# Stored data entries
.....

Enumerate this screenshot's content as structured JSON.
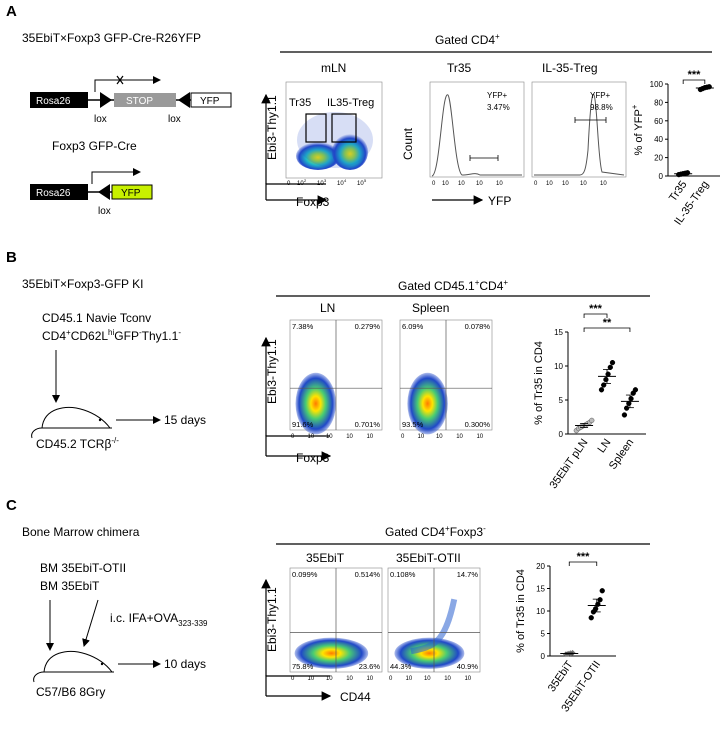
{
  "panelA": {
    "letter": "A",
    "title": "35EbiT×Foxp3 GFP-Cre-R26YFP",
    "construct1": {
      "rosa": "Rosa26",
      "stop": "STOP",
      "yfp": "YFP",
      "lox_left": "lox",
      "lox_right": "lox"
    },
    "subtitle2": "Foxp3 GFP-Cre",
    "construct2": {
      "rosa": "Rosa26",
      "yfp": "YFP",
      "lox": "lox"
    },
    "gate_header": "Gated CD4",
    "gate_header_sup": "+",
    "facs": {
      "title": "mLN",
      "ylabel": "Ebi3-Thy1.1",
      "xlabel": "Foxp3",
      "gate1": "Tr35",
      "gate2": "IL35-Treg",
      "xticks": [
        "0",
        "10",
        "10",
        "10",
        "10"
      ],
      "xexp": [
        "",
        "2",
        "3",
        "4",
        "5"
      ]
    },
    "hist1": {
      "title": "Tr35",
      "label": "YFP+",
      "value": "3.47%",
      "ylabel": "Count",
      "xlabel": "YFP"
    },
    "hist2": {
      "title": "IL-35-Treg",
      "label": "YFP+",
      "value": "98.8%"
    },
    "chart_data": {
      "type": "scatter",
      "categories": [
        "Tr35",
        "IL-35-Treg"
      ],
      "series": [
        {
          "name": "Tr35",
          "values": [
            1.5,
            2.0,
            2.5,
            3.0,
            3.5
          ]
        },
        {
          "name": "IL-35-Treg",
          "values": [
            94,
            95,
            96,
            96.5,
            97
          ]
        }
      ],
      "ylabel": "% of YFP",
      "ylabel_sup": "+",
      "ylim": [
        0,
        100
      ],
      "yticks": [
        "0",
        "20",
        "40",
        "60",
        "80",
        "100"
      ],
      "significance": "***"
    }
  },
  "panelB": {
    "letter": "B",
    "title": "35EbiT×Foxp3-GFP KI",
    "gate_header": "Gated CD45.1",
    "gate_header_sup1": "+",
    "gate_header_mid": "CD4",
    "gate_header_sup2": "+",
    "donor1": "CD45.1 Navie Tconv",
    "donor2_a": "CD4",
    "donor2_sup_a": "+",
    "donor2_b": "CD62L",
    "donor2_sup_b": "hi",
    "donor2_c": "GFP",
    "donor2_sup_c": "-",
    "donor2_d": "Thy1.1",
    "donor2_sup_d": "-",
    "days": "15 days",
    "recipient": "CD45.2 TCRβ",
    "recipient_sup": "-/-",
    "facs_ylabel": "Ebi3-Thy1.1",
    "facs_xlabel": "Foxp3",
    "facs1": {
      "title": "LN",
      "q1": "7.38%",
      "q2": "0.279%",
      "q3": "91.6%",
      "q4": "0.701%"
    },
    "facs2": {
      "title": "Spleen",
      "q1": "6.09%",
      "q2": "0.078%",
      "q3": "93.5%",
      "q4": "0.300%"
    },
    "chart_data": {
      "type": "scatter",
      "categories": [
        "35EbiT pLN",
        "LN",
        "Spleen"
      ],
      "series": [
        {
          "name": "35EbiT pLN",
          "values": [
            0.5,
            0.8,
            1.0,
            1.2,
            1.3,
            1.5,
            1.7,
            2.0
          ]
        },
        {
          "name": "LN",
          "values": [
            6.5,
            7.2,
            8.0,
            8.8,
            9.8,
            10.5
          ]
        },
        {
          "name": "Spleen",
          "values": [
            2.8,
            3.8,
            4.5,
            5.2,
            6.0,
            6.5
          ]
        }
      ],
      "ylabel": "% of Tr35 in CD4",
      "ylim": [
        0,
        15
      ],
      "yticks": [
        "0",
        "5",
        "10",
        "15"
      ],
      "significance": [
        "***",
        "**"
      ]
    }
  },
  "panelC": {
    "letter": "C",
    "title": "Bone Marrow chimera",
    "gate_header": "Gated CD4",
    "gate_header_sup1": "+",
    "gate_header_mid": "Foxp3",
    "gate_header_sup2": "-",
    "bm1": "BM  35EbiT-OTII",
    "bm2": "BM  35EbiT",
    "immun": "i.c. IFA+OVA",
    "immun_sub": "323-339",
    "days": "10 days",
    "recipient": "C57/B6  8Gry",
    "facs_ylabel": "Ebi3-Thy1.1",
    "facs_xlabel": "CD44",
    "facs1": {
      "title": "35EbiT",
      "q1": "0.099%",
      "q2": "0.514%",
      "q3": "75.8%",
      "q4": "23.6%"
    },
    "facs2": {
      "title": "35EbiT-OTII",
      "q1": "0.108%",
      "q2": "14.7%",
      "q3": "44.3%",
      "q4": "40.9%"
    },
    "chart_data": {
      "type": "scatter",
      "categories": [
        "35EbiT",
        "35EbiT-OTII"
      ],
      "series": [
        {
          "name": "35EbiT",
          "values": [
            0.4,
            0.5,
            0.6,
            0.7
          ]
        },
        {
          "name": "35EbiT-OTII",
          "values": [
            8.5,
            9.8,
            10.5,
            11.5,
            12.5,
            14.5
          ]
        }
      ],
      "ylabel": "% of Tr35 in CD4",
      "ylim": [
        0,
        20
      ],
      "yticks": [
        "0",
        "5",
        "10",
        "15",
        "20"
      ],
      "significance": "***"
    }
  }
}
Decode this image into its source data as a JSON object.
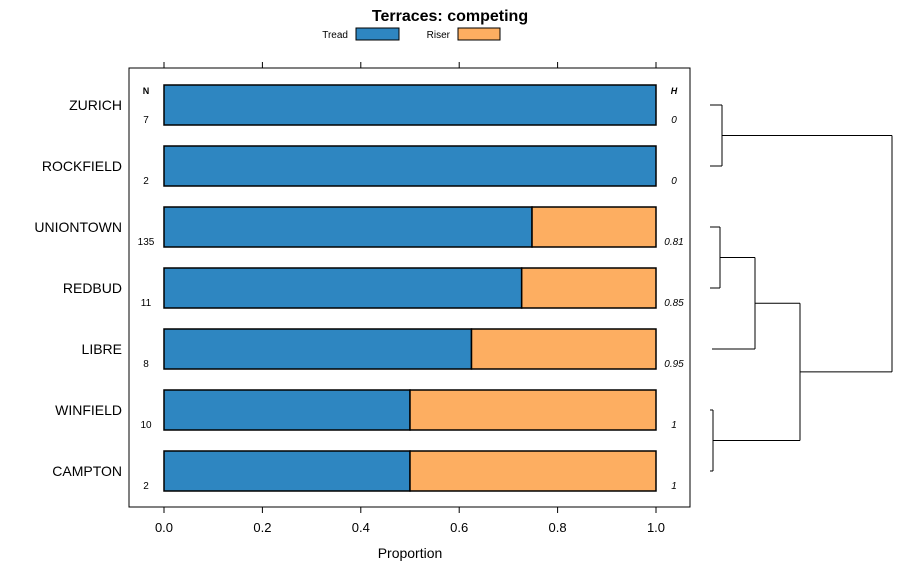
{
  "chart_data": {
    "type": "bar",
    "orientation": "horizontal",
    "stacked": true,
    "title": "Terraces: competing",
    "xlabel": "Proportion",
    "ylabel": "",
    "xlim": [
      0,
      1
    ],
    "xticks": [
      "0.0",
      "0.2",
      "0.4",
      "0.6",
      "0.8",
      "1.0"
    ],
    "legend": {
      "placement": "top",
      "entries": [
        {
          "name": "Tread",
          "color": "#2e86c1"
        },
        {
          "name": "Riser",
          "color": "#fdae61"
        }
      ]
    },
    "n_header": "N",
    "h_header": "H",
    "categories": [
      "ZURICH",
      "ROCKFIELD",
      "UNIONTOWN",
      "REDBUD",
      "LIBRE",
      "WINFIELD",
      "CAMPTON"
    ],
    "n_values": [
      "7",
      "2",
      "135",
      "11",
      "8",
      "10",
      "2"
    ],
    "h_values": [
      "0",
      "0",
      "0.81",
      "0.85",
      "0.95",
      "1",
      "1"
    ],
    "series": [
      {
        "name": "Tread",
        "values": [
          1.0,
          1.0,
          0.748,
          0.727,
          0.625,
          0.5,
          0.5
        ]
      },
      {
        "name": "Riser",
        "values": [
          0.0,
          0.0,
          0.252,
          0.273,
          0.375,
          0.5,
          0.5
        ]
      }
    ],
    "dendrogram": {
      "description": "hierarchical clustering of rows",
      "clusters": [
        [
          "ZURICH",
          "ROCKFIELD"
        ],
        [
          [
            [
              "UNIONTOWN",
              "REDBUD"
            ],
            "LIBRE"
          ],
          [
            "WINFIELD",
            "CAMPTON"
          ]
        ]
      ]
    }
  }
}
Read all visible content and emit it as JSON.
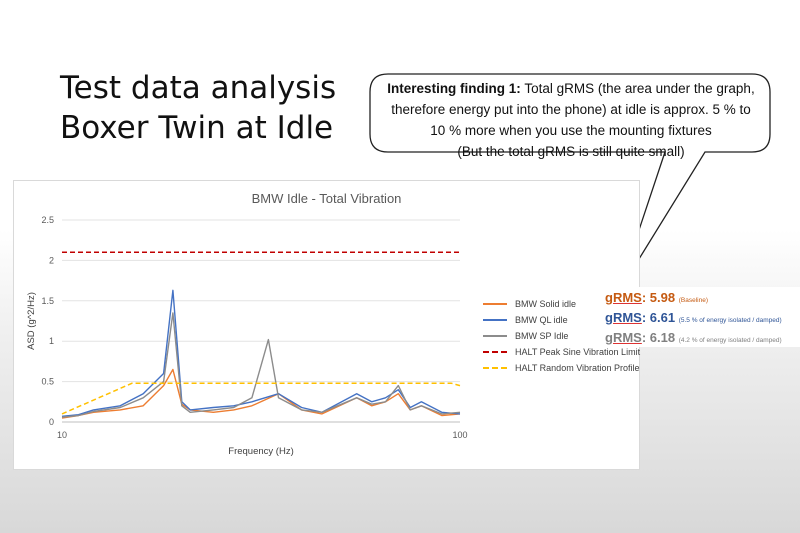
{
  "slide": {
    "title_line1": "Test data analysis",
    "title_line2": "Boxer Twin at Idle"
  },
  "callout": {
    "bold_prefix": "Interesting finding 1:",
    "line1_rest": "Total gRMS (the area under the graph,",
    "line2": "therefore energy put into the phone) at idle is approx. 5 % to",
    "line3": "10 % more when you use the mounting fixtures",
    "line4": "(But the total gRMS is still quite small)"
  },
  "grms": [
    {
      "label": "gRMS",
      "value": ": 5.98",
      "note": "(Baseline)",
      "color": "#c55a11"
    },
    {
      "label": "gRMS",
      "value": ": 6.61",
      "note": "(5.5 % of energy isolated / damped)",
      "color": "#2f5597"
    },
    {
      "label": "gRMS",
      "value": ": 6.18",
      "note": "(4.2 % of energy isolated / damped)",
      "color": "#808080"
    }
  ],
  "chart_data": {
    "type": "line",
    "title": "BMW Idle - Total Vibration",
    "xlabel": "Frequency (Hz)",
    "ylabel": "ASD (g^2/Hz)",
    "x_scale": "log",
    "xlim": [
      10,
      100
    ],
    "ylim": [
      0,
      2.5
    ],
    "x_ticks": [
      "10",
      "100"
    ],
    "y_ticks": [
      "0",
      "0.5",
      "1",
      "1.5",
      "2",
      "2.5"
    ],
    "grid": "horizontal",
    "legend_position": "right",
    "series": [
      {
        "name": "BMW Solid idle",
        "color": "#ed7d31",
        "style": "solid",
        "x": [
          10,
          11,
          12,
          14,
          16,
          18,
          19,
          20,
          21,
          24,
          27,
          30,
          35,
          40,
          45,
          55,
          60,
          65,
          70,
          75,
          80,
          90,
          100
        ],
        "y": [
          0.05,
          0.08,
          0.12,
          0.15,
          0.2,
          0.45,
          0.65,
          0.22,
          0.15,
          0.12,
          0.15,
          0.2,
          0.35,
          0.15,
          0.1,
          0.3,
          0.2,
          0.25,
          0.35,
          0.15,
          0.2,
          0.08,
          0.1
        ]
      },
      {
        "name": "BMW QL idle",
        "color": "#4472c4",
        "style": "solid",
        "x": [
          10,
          11,
          12,
          14,
          16,
          18,
          19,
          20,
          21,
          24,
          27,
          30,
          35,
          40,
          45,
          55,
          60,
          65,
          70,
          75,
          80,
          90,
          100
        ],
        "y": [
          0.07,
          0.09,
          0.15,
          0.2,
          0.35,
          0.6,
          1.63,
          0.25,
          0.15,
          0.18,
          0.2,
          0.25,
          0.35,
          0.18,
          0.12,
          0.35,
          0.25,
          0.3,
          0.4,
          0.18,
          0.25,
          0.12,
          0.1
        ]
      },
      {
        "name": "BMW SP Idle",
        "color": "#8c8c8c",
        "style": "solid",
        "x": [
          10,
          11,
          12,
          14,
          16,
          18,
          19,
          20,
          21,
          24,
          27,
          30,
          33,
          35,
          40,
          45,
          55,
          60,
          65,
          70,
          75,
          80,
          90,
          100
        ],
        "y": [
          0.06,
          0.08,
          0.13,
          0.18,
          0.3,
          0.5,
          1.35,
          0.2,
          0.12,
          0.15,
          0.18,
          0.3,
          1.02,
          0.3,
          0.15,
          0.12,
          0.3,
          0.22,
          0.25,
          0.45,
          0.15,
          0.2,
          0.1,
          0.12
        ]
      },
      {
        "name": "HALT Peak Sine Vibration Limit",
        "color": "#c00000",
        "style": "dashed",
        "x": [
          10,
          100
        ],
        "y": [
          2.1,
          2.1
        ]
      },
      {
        "name": "HALT Random Vibration Profile",
        "color": "#ffc000",
        "style": "dashed",
        "x": [
          10,
          15,
          95,
          100
        ],
        "y": [
          0.1,
          0.48,
          0.48,
          0.45
        ]
      }
    ]
  }
}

.....

List the lines of the material in which the word "note" occurs.

      "note": "(Baseline)",
      "note": "(5.5 % of energy isolated / damped)",
      "note": "(4.2 % of energy isolated / damped)",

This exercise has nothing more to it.